== LISTED RECORDS ==

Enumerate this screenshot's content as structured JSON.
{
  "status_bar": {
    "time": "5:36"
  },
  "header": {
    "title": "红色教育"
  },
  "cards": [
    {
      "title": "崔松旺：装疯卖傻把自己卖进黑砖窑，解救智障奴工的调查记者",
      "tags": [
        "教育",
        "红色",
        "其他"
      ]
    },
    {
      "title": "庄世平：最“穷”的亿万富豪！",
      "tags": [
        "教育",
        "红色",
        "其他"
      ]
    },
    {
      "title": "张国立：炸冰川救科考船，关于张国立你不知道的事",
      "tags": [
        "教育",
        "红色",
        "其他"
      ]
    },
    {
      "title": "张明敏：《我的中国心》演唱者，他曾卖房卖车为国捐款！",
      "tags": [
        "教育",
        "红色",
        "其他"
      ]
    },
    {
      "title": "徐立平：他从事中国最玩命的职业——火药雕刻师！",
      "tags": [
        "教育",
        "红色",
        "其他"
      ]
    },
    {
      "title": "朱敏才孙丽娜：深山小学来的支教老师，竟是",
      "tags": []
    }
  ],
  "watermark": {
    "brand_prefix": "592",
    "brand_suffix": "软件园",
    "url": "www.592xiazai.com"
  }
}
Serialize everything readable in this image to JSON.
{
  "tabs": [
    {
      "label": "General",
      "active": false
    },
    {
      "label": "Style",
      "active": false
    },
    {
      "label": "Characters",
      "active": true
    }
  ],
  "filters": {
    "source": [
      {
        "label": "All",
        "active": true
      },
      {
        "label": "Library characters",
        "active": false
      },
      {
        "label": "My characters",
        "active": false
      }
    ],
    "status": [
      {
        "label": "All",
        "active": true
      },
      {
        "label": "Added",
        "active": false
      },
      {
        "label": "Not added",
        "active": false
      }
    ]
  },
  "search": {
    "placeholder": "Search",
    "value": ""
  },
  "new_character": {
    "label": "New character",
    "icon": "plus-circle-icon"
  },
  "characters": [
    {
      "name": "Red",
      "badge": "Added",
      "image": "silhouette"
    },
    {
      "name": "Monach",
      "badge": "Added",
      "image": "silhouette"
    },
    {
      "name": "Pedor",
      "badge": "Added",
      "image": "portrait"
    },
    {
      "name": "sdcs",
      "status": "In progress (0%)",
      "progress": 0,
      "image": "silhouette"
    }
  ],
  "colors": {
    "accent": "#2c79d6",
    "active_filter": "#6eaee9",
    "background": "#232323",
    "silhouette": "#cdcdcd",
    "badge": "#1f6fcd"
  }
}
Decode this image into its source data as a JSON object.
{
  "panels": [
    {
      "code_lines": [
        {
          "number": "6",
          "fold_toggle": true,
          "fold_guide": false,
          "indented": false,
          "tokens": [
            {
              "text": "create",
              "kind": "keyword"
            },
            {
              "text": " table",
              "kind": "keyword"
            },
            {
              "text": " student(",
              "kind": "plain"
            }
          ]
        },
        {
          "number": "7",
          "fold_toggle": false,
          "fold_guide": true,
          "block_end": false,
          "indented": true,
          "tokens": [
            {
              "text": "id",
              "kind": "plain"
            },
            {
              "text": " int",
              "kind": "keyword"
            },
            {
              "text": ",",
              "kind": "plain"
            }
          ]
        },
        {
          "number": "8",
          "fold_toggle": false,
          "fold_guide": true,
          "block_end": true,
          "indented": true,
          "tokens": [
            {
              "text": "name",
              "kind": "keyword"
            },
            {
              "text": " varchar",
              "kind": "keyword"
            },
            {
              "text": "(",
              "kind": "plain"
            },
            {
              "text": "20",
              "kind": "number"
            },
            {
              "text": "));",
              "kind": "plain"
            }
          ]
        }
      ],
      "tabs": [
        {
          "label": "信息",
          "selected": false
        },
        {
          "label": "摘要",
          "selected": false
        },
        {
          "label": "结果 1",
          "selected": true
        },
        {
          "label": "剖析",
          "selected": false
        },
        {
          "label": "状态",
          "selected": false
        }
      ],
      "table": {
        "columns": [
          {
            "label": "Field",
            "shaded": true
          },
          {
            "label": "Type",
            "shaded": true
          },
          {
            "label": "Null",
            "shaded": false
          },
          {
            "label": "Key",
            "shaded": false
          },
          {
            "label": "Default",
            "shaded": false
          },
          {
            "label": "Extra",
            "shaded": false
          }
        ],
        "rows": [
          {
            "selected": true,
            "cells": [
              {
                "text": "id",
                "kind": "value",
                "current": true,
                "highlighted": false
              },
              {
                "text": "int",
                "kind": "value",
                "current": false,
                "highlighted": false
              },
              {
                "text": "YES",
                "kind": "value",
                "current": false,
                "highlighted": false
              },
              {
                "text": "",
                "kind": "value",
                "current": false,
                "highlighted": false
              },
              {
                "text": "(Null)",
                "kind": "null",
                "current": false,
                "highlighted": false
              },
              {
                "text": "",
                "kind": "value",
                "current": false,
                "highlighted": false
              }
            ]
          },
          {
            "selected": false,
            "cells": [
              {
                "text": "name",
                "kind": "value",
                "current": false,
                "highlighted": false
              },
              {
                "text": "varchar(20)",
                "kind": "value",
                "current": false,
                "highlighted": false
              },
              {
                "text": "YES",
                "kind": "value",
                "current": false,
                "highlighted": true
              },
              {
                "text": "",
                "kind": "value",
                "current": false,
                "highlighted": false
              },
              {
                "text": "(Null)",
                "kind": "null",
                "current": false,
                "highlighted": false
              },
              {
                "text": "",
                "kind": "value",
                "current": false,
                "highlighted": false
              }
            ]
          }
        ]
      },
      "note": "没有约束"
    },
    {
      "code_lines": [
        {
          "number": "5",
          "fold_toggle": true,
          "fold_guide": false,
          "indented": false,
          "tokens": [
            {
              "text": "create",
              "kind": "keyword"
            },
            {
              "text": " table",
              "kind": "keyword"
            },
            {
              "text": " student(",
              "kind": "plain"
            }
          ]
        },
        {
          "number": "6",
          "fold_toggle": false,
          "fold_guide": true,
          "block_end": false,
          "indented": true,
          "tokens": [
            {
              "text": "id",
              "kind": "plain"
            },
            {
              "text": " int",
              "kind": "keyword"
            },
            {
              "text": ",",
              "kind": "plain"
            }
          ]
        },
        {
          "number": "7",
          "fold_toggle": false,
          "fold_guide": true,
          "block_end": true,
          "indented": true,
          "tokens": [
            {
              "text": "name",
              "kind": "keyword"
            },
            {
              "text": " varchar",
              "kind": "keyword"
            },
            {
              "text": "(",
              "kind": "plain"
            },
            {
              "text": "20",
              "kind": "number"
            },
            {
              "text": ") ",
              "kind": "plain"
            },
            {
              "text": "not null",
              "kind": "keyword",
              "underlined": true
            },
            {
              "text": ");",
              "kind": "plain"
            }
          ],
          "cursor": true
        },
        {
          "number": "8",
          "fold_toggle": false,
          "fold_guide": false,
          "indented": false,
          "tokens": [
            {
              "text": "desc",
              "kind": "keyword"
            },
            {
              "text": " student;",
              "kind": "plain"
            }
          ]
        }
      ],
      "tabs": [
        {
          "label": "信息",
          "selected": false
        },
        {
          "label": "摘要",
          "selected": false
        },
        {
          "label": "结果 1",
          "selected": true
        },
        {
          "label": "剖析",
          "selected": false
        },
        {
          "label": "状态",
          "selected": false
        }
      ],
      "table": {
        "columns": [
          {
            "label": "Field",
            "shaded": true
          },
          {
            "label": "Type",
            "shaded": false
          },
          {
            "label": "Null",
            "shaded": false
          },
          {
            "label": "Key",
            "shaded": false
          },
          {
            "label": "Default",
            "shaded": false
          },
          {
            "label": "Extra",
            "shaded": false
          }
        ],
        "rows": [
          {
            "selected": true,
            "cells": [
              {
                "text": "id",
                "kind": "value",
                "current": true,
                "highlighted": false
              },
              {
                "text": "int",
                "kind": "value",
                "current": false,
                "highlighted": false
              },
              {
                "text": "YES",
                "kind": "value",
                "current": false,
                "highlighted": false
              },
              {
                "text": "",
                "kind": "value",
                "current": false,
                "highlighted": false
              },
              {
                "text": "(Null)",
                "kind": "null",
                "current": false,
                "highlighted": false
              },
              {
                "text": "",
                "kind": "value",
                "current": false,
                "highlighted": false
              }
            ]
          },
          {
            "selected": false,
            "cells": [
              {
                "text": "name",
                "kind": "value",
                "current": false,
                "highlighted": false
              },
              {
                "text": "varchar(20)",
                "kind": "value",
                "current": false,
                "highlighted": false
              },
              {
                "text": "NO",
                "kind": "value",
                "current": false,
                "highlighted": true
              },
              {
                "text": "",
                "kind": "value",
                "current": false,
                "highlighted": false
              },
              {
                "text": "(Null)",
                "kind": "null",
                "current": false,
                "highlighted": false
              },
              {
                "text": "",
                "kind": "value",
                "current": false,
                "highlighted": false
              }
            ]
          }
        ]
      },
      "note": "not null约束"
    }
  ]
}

===

* [YOUR GOAL]: Your task is to gather all lines from the entries above that hold the word "this".

* [RESPONSE BELOW]:
Enumerate this screenshot's content as structured JSON.
Serialize everything readable in this image to JSON.
Decode this image into its source data as a JSON object.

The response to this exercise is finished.